— Problem details —
Return all lines that include the string "JSON".

--- Begin Records shown ---

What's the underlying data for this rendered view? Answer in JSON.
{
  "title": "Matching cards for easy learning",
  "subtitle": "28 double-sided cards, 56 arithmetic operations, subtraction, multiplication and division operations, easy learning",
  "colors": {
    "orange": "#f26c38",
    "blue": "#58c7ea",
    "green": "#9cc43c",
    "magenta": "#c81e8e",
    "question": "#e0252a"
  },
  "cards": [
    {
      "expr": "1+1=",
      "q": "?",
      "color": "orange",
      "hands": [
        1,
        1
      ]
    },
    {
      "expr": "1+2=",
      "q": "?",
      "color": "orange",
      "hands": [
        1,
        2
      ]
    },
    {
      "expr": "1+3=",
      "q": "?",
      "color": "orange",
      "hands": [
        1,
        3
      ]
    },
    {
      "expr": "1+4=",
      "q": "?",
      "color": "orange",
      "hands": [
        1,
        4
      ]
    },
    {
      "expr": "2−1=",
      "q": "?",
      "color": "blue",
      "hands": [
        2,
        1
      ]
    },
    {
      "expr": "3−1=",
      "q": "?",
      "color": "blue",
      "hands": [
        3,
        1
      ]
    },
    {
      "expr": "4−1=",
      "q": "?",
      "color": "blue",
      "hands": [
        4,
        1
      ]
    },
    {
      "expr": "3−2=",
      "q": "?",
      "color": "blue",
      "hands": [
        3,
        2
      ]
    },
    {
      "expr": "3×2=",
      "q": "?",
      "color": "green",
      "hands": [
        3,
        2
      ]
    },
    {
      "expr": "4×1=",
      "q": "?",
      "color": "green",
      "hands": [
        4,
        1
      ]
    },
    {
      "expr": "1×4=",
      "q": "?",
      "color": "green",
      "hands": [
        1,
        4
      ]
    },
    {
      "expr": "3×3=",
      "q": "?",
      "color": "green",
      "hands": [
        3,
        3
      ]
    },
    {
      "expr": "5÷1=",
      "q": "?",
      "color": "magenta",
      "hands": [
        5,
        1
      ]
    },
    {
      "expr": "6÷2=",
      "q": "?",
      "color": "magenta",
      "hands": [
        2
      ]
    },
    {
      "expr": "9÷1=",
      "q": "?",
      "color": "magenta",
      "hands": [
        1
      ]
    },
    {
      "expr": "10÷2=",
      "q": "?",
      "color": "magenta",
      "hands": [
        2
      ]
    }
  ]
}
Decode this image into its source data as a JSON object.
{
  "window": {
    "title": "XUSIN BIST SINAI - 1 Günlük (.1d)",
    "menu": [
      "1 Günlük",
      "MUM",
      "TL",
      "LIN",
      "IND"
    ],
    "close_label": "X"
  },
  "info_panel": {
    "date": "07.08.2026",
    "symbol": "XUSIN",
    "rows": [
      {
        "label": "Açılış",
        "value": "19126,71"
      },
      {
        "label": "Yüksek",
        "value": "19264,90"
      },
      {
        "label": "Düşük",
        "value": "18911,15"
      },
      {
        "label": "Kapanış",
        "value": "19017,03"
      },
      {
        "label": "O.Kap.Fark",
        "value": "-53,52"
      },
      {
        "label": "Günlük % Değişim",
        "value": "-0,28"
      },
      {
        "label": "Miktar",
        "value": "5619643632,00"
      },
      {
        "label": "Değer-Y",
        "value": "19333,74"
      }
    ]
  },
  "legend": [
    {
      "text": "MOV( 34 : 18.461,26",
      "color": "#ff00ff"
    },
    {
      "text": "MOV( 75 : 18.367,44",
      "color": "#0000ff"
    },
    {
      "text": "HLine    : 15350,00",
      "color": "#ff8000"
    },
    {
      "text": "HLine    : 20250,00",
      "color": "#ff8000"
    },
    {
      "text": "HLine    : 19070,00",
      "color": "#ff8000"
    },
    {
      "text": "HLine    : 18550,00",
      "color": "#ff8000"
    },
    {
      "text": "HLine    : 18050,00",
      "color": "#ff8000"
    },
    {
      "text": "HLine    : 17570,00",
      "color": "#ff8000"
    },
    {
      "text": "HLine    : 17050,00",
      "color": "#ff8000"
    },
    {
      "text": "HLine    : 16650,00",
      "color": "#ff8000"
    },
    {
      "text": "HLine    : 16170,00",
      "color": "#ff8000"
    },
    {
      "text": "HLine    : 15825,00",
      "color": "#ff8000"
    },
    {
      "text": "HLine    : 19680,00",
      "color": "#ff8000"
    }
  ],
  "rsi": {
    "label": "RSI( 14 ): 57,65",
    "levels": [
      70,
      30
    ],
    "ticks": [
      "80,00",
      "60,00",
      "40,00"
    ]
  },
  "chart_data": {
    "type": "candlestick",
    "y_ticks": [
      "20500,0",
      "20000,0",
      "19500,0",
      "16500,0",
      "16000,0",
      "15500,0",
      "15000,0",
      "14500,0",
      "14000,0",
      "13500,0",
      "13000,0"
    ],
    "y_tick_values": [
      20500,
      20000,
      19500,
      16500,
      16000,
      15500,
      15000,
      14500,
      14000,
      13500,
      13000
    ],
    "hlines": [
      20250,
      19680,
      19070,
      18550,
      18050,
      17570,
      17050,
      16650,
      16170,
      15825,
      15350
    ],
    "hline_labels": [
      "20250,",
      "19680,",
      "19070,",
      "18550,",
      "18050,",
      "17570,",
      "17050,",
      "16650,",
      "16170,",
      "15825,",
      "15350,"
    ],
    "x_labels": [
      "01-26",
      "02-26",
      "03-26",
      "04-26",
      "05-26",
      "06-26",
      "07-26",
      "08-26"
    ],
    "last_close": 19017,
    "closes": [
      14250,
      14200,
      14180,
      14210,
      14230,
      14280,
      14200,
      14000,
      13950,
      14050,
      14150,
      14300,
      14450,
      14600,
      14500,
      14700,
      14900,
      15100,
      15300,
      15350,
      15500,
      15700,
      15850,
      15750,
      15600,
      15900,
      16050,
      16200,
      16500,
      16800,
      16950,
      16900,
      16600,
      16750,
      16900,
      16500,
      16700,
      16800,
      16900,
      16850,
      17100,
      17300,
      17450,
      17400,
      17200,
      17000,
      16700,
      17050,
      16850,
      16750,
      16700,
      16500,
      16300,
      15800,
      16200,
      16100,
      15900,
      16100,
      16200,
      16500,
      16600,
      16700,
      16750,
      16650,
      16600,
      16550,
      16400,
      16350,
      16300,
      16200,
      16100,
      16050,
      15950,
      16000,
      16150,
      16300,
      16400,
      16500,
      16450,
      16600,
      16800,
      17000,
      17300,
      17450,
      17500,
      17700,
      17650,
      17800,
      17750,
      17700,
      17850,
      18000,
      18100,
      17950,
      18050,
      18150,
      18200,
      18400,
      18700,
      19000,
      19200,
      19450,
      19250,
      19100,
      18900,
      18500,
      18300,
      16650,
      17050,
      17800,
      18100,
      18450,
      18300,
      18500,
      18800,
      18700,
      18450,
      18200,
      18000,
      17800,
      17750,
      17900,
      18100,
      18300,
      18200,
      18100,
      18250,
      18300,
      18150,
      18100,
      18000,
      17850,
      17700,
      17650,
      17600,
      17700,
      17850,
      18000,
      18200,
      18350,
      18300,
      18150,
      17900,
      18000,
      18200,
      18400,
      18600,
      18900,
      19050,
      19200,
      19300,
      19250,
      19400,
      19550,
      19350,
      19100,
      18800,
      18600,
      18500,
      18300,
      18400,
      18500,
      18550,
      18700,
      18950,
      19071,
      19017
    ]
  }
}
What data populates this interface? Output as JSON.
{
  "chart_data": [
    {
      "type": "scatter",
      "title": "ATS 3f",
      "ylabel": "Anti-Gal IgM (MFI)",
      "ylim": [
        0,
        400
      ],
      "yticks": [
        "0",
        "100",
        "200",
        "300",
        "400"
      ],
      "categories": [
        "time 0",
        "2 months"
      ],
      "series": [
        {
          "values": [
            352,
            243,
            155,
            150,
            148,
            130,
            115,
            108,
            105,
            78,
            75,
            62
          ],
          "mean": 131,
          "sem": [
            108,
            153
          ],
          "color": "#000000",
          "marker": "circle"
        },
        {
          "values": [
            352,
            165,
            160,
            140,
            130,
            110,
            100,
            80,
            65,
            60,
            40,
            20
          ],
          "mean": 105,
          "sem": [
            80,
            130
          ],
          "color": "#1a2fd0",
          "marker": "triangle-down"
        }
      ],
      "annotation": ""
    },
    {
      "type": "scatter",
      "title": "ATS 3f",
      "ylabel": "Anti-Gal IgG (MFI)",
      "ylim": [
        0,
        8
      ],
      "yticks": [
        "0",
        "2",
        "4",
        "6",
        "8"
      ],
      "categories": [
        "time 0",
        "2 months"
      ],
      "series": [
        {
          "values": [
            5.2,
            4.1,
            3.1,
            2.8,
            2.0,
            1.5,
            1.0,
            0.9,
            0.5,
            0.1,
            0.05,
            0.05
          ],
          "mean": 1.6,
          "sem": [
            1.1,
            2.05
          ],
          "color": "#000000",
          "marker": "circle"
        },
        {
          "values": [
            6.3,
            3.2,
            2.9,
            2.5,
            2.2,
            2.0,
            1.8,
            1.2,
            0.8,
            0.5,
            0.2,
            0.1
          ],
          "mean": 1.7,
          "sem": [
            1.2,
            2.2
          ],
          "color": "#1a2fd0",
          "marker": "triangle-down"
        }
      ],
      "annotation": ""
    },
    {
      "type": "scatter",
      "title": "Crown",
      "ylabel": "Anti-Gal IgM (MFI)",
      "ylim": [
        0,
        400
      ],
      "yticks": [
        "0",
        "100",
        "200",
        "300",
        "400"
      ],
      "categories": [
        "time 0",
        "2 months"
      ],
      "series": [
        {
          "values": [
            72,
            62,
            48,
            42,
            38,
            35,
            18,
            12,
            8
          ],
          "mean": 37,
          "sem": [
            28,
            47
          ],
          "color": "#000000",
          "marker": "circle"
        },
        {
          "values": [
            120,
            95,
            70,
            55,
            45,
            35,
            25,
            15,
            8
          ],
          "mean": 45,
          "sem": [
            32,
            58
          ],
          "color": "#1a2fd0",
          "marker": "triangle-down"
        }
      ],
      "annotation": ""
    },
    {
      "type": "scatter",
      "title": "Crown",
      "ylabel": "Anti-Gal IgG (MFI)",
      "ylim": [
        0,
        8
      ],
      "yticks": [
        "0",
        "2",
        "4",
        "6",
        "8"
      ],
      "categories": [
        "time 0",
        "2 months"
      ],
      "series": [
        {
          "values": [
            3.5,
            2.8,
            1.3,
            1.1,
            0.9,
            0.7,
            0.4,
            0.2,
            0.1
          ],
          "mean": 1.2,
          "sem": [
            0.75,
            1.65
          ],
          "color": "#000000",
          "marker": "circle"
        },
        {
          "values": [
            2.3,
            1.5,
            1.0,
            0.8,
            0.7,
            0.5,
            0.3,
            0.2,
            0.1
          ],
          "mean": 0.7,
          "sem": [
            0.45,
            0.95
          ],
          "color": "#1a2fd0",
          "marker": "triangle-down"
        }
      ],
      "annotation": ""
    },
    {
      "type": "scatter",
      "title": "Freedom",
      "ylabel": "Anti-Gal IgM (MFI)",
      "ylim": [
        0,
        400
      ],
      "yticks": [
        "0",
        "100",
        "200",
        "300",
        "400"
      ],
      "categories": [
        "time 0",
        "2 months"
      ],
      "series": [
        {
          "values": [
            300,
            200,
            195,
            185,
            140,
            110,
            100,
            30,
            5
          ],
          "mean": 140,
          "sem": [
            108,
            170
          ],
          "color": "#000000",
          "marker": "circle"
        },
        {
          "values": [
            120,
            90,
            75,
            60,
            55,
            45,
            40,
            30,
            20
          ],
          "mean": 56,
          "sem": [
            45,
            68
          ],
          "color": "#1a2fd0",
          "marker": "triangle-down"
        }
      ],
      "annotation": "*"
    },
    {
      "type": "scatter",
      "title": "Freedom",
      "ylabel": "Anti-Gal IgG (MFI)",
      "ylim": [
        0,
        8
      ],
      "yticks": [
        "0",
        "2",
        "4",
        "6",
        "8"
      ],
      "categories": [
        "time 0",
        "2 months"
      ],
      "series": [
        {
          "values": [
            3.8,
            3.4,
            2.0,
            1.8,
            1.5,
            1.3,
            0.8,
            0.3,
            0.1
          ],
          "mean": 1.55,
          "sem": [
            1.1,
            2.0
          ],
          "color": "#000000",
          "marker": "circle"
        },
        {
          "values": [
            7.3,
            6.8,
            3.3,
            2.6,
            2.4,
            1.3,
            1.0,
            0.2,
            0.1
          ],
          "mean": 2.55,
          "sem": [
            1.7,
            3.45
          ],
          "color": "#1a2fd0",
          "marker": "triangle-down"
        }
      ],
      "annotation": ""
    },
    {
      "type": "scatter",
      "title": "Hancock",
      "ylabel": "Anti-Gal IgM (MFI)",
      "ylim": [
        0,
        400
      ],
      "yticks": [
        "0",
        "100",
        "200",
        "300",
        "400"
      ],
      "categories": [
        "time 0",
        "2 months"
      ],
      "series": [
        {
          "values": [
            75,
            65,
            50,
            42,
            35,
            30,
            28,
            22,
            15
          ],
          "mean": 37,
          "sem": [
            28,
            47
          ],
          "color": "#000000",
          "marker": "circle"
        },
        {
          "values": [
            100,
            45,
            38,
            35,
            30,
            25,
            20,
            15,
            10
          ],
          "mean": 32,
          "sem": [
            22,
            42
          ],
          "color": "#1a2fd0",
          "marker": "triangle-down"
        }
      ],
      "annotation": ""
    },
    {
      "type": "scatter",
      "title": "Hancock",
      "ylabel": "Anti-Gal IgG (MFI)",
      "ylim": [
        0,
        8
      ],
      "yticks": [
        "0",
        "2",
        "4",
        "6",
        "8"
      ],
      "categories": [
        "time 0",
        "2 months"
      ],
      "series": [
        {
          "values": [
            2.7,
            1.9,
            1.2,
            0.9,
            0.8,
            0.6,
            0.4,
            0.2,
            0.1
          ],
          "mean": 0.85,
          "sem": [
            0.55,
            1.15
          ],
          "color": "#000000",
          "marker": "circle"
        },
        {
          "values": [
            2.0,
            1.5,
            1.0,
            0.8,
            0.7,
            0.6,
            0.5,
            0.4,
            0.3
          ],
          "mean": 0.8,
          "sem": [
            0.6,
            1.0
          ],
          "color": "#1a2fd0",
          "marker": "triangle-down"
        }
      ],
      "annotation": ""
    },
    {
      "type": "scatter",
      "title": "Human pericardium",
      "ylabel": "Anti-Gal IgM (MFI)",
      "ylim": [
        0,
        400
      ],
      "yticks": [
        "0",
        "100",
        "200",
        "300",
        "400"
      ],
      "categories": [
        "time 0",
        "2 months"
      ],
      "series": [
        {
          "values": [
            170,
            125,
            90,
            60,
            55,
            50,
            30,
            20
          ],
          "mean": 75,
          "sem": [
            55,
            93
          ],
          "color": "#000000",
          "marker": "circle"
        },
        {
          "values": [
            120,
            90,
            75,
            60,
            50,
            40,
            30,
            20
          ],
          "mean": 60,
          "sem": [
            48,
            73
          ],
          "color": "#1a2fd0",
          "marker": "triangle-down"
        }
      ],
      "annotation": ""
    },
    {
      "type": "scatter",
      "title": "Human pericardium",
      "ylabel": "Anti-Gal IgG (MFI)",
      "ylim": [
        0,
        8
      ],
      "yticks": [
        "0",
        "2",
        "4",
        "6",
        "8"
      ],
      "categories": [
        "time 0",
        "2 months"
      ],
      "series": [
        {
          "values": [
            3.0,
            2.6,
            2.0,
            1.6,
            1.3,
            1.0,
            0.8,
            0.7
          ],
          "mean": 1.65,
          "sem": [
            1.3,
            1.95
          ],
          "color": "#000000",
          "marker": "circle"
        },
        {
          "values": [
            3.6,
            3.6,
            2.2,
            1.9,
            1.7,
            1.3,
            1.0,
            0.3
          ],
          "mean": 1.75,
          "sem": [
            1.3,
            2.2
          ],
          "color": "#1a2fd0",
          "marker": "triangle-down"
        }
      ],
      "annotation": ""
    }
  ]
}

--- End Records shown ---

— Exercise output —
What's the underlying data for this rendered view? Answer in JSON.
Decode this image into its source data as a JSON object.
What data populates this interface? Output as JSON.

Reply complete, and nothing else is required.